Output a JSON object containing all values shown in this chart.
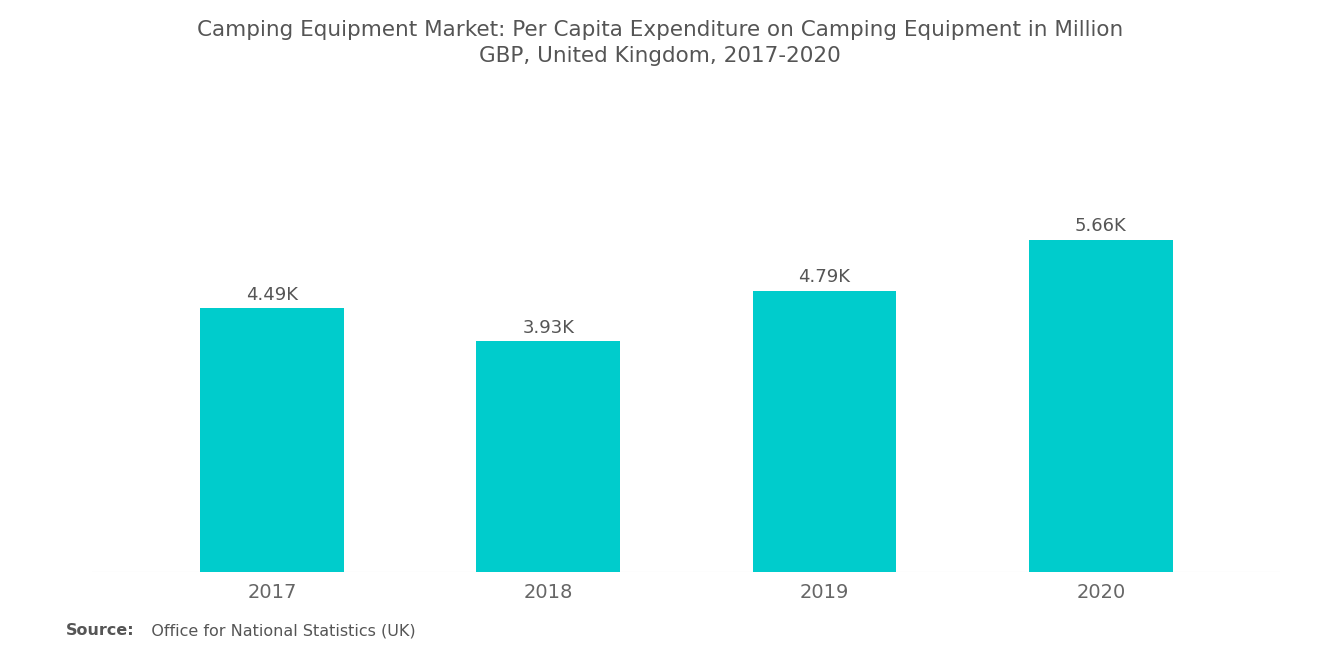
{
  "title": "Camping Equipment Market: Per Capita Expenditure on Camping Equipment in Million\nGBP, United Kingdom, 2017-2020",
  "categories": [
    "2017",
    "2018",
    "2019",
    "2020"
  ],
  "values": [
    4490,
    3930,
    4790,
    5660
  ],
  "labels": [
    "4.49K",
    "3.93K",
    "4.79K",
    "5.66K"
  ],
  "bar_color": "#00CCCC",
  "background_color": "#FFFFFF",
  "title_color": "#555555",
  "label_color": "#555555",
  "xtick_color": "#666666",
  "source_bold": "Source:",
  "source_normal": "   Office for National Statistics (UK)",
  "ylim": [
    0,
    6800
  ],
  "title_fontsize": 15.5,
  "label_fontsize": 13,
  "xtick_fontsize": 14,
  "source_fontsize": 11.5,
  "bar_width": 0.52
}
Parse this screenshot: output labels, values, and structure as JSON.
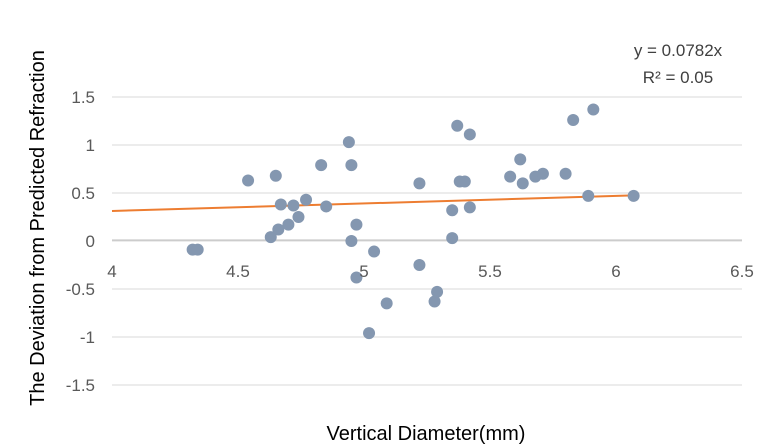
{
  "chart_data": {
    "type": "scatter",
    "xlabel": "Vertical Diameter(mm)",
    "ylabel": "The Deviation from Predicted Refraction",
    "xlim": [
      4,
      6.5
    ],
    "ylim": [
      -1.5,
      1.5
    ],
    "x_ticks": [
      "4",
      "4.5",
      "5",
      "5.5",
      "6",
      "6.5"
    ],
    "y_ticks": [
      "1.5",
      "1",
      "0.5",
      "0",
      "-0.5",
      "-1",
      "-1.5"
    ],
    "grid": "horizontal",
    "legend": "none",
    "trendline": {
      "type": "linear",
      "equation": "y = 0.0782x",
      "r_squared": "R² = 0.05",
      "slope": 0.0782,
      "x_range": [
        4,
        6.07
      ],
      "color": "#ED7D31"
    },
    "point_color": "#8497B0",
    "points": [
      {
        "x": 4.32,
        "y": -0.09
      },
      {
        "x": 4.34,
        "y": -0.09
      },
      {
        "x": 4.54,
        "y": 0.63
      },
      {
        "x": 4.63,
        "y": 0.04
      },
      {
        "x": 4.65,
        "y": 0.68
      },
      {
        "x": 4.66,
        "y": 0.12
      },
      {
        "x": 4.67,
        "y": 0.38
      },
      {
        "x": 4.7,
        "y": 0.17
      },
      {
        "x": 4.72,
        "y": 0.37
      },
      {
        "x": 4.74,
        "y": 0.25
      },
      {
        "x": 4.77,
        "y": 0.43
      },
      {
        "x": 4.83,
        "y": 0.79
      },
      {
        "x": 4.85,
        "y": 0.36
      },
      {
        "x": 4.94,
        "y": 1.03
      },
      {
        "x": 4.95,
        "y": 0.79
      },
      {
        "x": 4.95,
        "y": 0.0
      },
      {
        "x": 4.97,
        "y": 0.17
      },
      {
        "x": 4.97,
        "y": -0.38
      },
      {
        "x": 5.02,
        "y": -0.96
      },
      {
        "x": 5.04,
        "y": -0.11
      },
      {
        "x": 5.09,
        "y": -0.65
      },
      {
        "x": 5.22,
        "y": 0.6
      },
      {
        "x": 5.22,
        "y": -0.25
      },
      {
        "x": 5.28,
        "y": -0.63
      },
      {
        "x": 5.29,
        "y": -0.53
      },
      {
        "x": 5.35,
        "y": 0.32
      },
      {
        "x": 5.35,
        "y": 0.03
      },
      {
        "x": 5.37,
        "y": 1.2
      },
      {
        "x": 5.38,
        "y": 0.62
      },
      {
        "x": 5.4,
        "y": 0.62
      },
      {
        "x": 5.42,
        "y": 1.11
      },
      {
        "x": 5.42,
        "y": 0.35
      },
      {
        "x": 5.58,
        "y": 0.67
      },
      {
        "x": 5.62,
        "y": 0.85
      },
      {
        "x": 5.63,
        "y": 0.6
      },
      {
        "x": 5.68,
        "y": 0.67
      },
      {
        "x": 5.71,
        "y": 0.7
      },
      {
        "x": 5.8,
        "y": 0.7
      },
      {
        "x": 5.83,
        "y": 1.26
      },
      {
        "x": 5.89,
        "y": 0.47
      },
      {
        "x": 5.91,
        "y": 1.37
      },
      {
        "x": 6.07,
        "y": 0.47
      }
    ]
  }
}
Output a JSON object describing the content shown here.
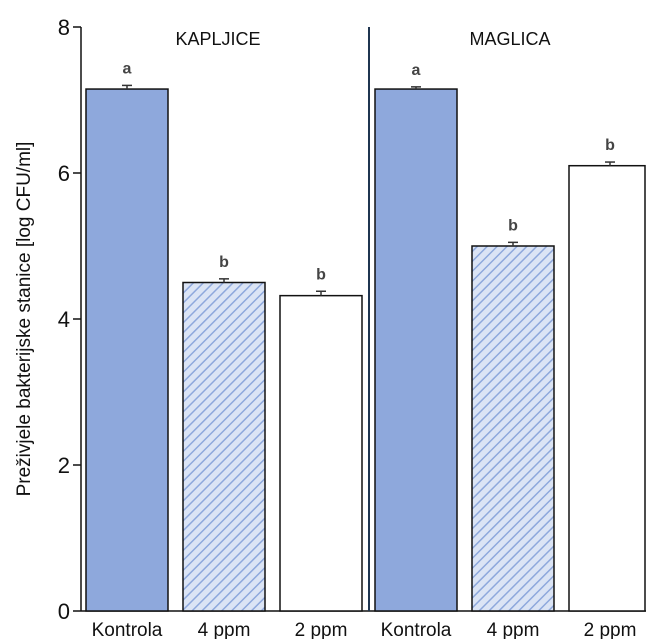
{
  "chart_data": {
    "type": "bar",
    "ylabel": "Preživjele bakterijske stanice [log CFU/ml]",
    "ylim": [
      0,
      8
    ],
    "yticks": [
      0,
      2,
      4,
      6,
      8
    ],
    "grid": false,
    "colors": {
      "control": "#8ea8dc",
      "hatch_bg": "#dbe4f5",
      "hatch_line": "#8ea8dc",
      "outline": "#111111",
      "white": "#ffffff"
    },
    "panels": [
      {
        "title": "KAPLJICE",
        "bars": [
          {
            "category": "Kontrola",
            "value": 7.15,
            "error": 0.05,
            "letter": "a",
            "fill": "solid"
          },
          {
            "category": "4 ppm",
            "value": 4.5,
            "error": 0.05,
            "letter": "b",
            "fill": "hatched"
          },
          {
            "category": "2 ppm",
            "value": 4.32,
            "error": 0.06,
            "letter": "b",
            "fill": "white"
          }
        ]
      },
      {
        "title": "MAGLICA",
        "bars": [
          {
            "category": "Kontrola",
            "value": 7.15,
            "error": 0.03,
            "letter": "a",
            "fill": "solid"
          },
          {
            "category": "4 ppm",
            "value": 5.0,
            "error": 0.05,
            "letter": "b",
            "fill": "hatched"
          },
          {
            "category": "2 ppm",
            "value": 6.1,
            "error": 0.05,
            "letter": "b",
            "fill": "white"
          }
        ]
      }
    ]
  }
}
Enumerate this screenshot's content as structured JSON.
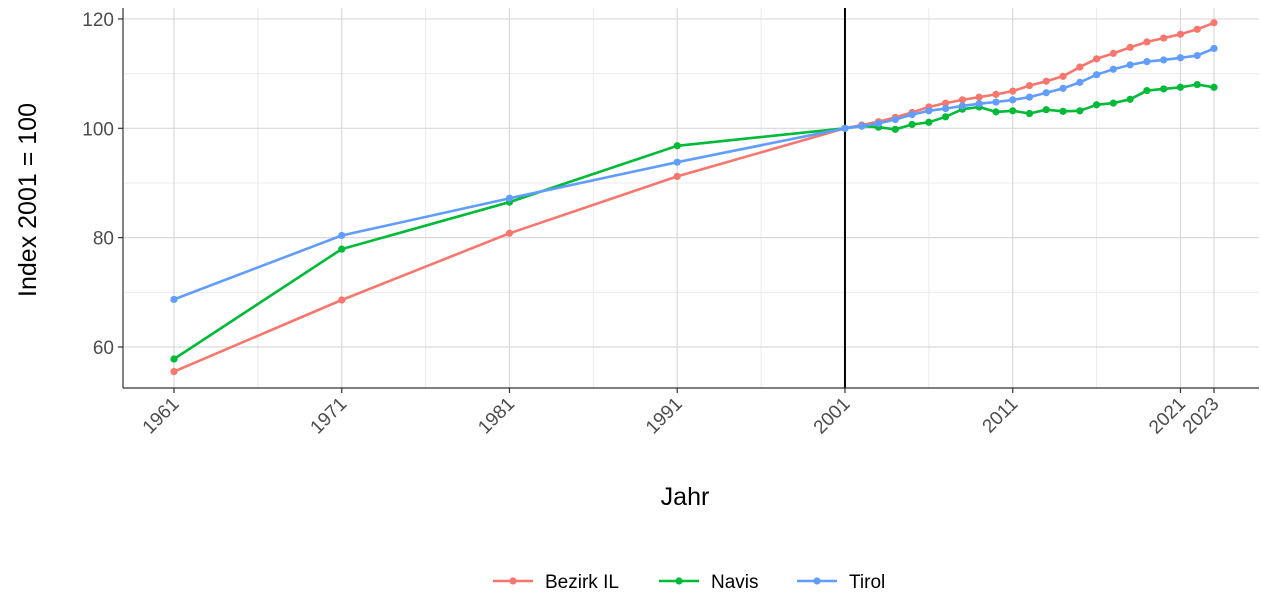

---------------

__Objective__. Pull out all lines of the data with the string "JSON".

__Output__.
Output a JSON object containing all values shown in this chart.
Parse this screenshot: output labels, values, and structure as JSON.
Output a JSON object describing the content shown here.
Enumerate this screenshot's content as structured JSON.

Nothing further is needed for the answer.